**Objective**
Output every entry exactly, from the first line to the last.

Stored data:
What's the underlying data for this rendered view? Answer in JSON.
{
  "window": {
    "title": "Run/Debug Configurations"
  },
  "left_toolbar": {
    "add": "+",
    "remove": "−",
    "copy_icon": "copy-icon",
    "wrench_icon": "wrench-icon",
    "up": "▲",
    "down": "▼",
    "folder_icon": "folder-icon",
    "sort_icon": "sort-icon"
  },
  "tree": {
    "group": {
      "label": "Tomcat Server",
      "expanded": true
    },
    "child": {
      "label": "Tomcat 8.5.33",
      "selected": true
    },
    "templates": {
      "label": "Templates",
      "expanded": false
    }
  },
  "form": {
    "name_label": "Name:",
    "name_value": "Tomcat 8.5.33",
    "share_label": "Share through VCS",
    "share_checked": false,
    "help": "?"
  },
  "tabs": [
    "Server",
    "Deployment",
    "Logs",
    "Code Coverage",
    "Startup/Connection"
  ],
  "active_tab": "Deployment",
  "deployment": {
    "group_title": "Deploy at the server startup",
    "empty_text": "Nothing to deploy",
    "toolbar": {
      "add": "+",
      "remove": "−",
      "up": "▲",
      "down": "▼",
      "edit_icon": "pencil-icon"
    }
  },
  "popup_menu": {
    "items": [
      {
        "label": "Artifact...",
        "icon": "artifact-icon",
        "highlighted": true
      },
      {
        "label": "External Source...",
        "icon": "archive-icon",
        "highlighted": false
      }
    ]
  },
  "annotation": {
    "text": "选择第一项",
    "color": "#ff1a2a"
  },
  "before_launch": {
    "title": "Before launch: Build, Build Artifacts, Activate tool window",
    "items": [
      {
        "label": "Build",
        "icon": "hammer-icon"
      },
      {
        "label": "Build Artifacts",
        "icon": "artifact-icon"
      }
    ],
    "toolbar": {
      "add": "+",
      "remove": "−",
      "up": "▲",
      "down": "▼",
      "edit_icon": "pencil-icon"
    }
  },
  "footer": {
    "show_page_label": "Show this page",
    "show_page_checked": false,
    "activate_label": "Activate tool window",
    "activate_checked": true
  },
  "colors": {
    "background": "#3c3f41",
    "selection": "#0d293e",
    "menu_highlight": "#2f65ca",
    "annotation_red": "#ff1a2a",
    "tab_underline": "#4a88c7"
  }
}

**Solution for this problem**
What's the underlying data for this rendered view? Answer in JSON.
{
  "window": {
    "title": "Run/Debug Configurations"
  },
  "left_toolbar": {
    "add": "+",
    "remove": "−",
    "copy_icon": "copy-icon",
    "wrench_icon": "wrench-icon",
    "up": "▲",
    "down": "▼",
    "folder_icon": "folder-icon",
    "sort_icon": "sort-icon"
  },
  "tree": {
    "group": {
      "label": "Tomcat Server",
      "expanded": true
    },
    "child": {
      "label": "Tomcat 8.5.33",
      "selected": true
    },
    "templates": {
      "label": "Templates",
      "expanded": false
    }
  },
  "form": {
    "name_label": "Name:",
    "name_value": "Tomcat 8.5.33",
    "share_label": "Share through VCS",
    "share_checked": false,
    "help": "?"
  },
  "tabs": [
    "Server",
    "Deployment",
    "Logs",
    "Code Coverage",
    "Startup/Connection"
  ],
  "active_tab": "Deployment",
  "deployment": {
    "group_title": "Deploy at the server startup",
    "empty_text": "Nothing to deploy",
    "toolbar": {
      "add": "+",
      "remove": "−",
      "up": "▲",
      "down": "▼",
      "edit_icon": "pencil-icon"
    }
  },
  "popup_menu": {
    "items": [
      {
        "label": "Artifact...",
        "icon": "artifact-icon",
        "highlighted": true
      },
      {
        "label": "External Source...",
        "icon": "archive-icon",
        "highlighted": false
      }
    ]
  },
  "annotation": {
    "text": "选择第一项",
    "color": "#ff1a2a"
  },
  "before_launch": {
    "title": "Before launch: Build, Build Artifacts, Activate tool window",
    "items": [
      {
        "label": "Build",
        "icon": "hammer-icon"
      },
      {
        "label": "Build Artifacts",
        "icon": "artifact-icon"
      }
    ],
    "toolbar": {
      "add": "+",
      "remove": "−",
      "up": "▲",
      "down": "▼",
      "edit_icon": "pencil-icon"
    }
  },
  "footer": {
    "show_page_label": "Show this page",
    "show_page_checked": false,
    "activate_label": "Activate tool window",
    "activate_checked": true
  },
  "colors": {
    "background": "#3c3f41",
    "selection": "#0d293e",
    "menu_highlight": "#2f65ca",
    "annotation_red": "#ff1a2a",
    "tab_underline": "#4a88c7"
  }
}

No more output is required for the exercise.